# WRITTEN INSTRUCTION:
Give the count of lines holding the string "image" and nothing else.

# PROVIDED RECORDS:
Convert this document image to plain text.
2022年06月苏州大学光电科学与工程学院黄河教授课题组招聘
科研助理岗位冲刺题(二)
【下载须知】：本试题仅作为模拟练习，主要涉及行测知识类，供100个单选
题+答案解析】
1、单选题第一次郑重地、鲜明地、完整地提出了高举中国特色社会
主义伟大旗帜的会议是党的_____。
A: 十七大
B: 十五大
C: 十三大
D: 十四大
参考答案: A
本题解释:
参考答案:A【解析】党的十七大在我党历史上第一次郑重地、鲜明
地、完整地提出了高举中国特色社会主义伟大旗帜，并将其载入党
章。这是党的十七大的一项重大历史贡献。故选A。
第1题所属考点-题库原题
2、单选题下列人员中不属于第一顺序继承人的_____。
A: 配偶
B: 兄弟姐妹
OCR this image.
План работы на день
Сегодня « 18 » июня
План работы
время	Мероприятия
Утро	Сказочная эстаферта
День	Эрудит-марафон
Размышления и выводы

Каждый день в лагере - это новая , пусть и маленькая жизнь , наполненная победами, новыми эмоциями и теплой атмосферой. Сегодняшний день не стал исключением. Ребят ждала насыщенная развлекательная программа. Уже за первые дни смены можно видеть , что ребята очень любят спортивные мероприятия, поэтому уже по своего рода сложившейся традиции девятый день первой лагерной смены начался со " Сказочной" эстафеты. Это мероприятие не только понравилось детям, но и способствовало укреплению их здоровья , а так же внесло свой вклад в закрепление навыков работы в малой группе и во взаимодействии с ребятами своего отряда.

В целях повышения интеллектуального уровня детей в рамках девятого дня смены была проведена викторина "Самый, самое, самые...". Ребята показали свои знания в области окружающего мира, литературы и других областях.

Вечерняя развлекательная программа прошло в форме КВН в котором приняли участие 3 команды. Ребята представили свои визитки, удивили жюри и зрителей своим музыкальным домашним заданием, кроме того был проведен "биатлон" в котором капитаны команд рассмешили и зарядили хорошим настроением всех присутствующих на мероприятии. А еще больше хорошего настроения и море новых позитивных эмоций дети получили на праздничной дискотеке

# RESULT OF THE TASK:
2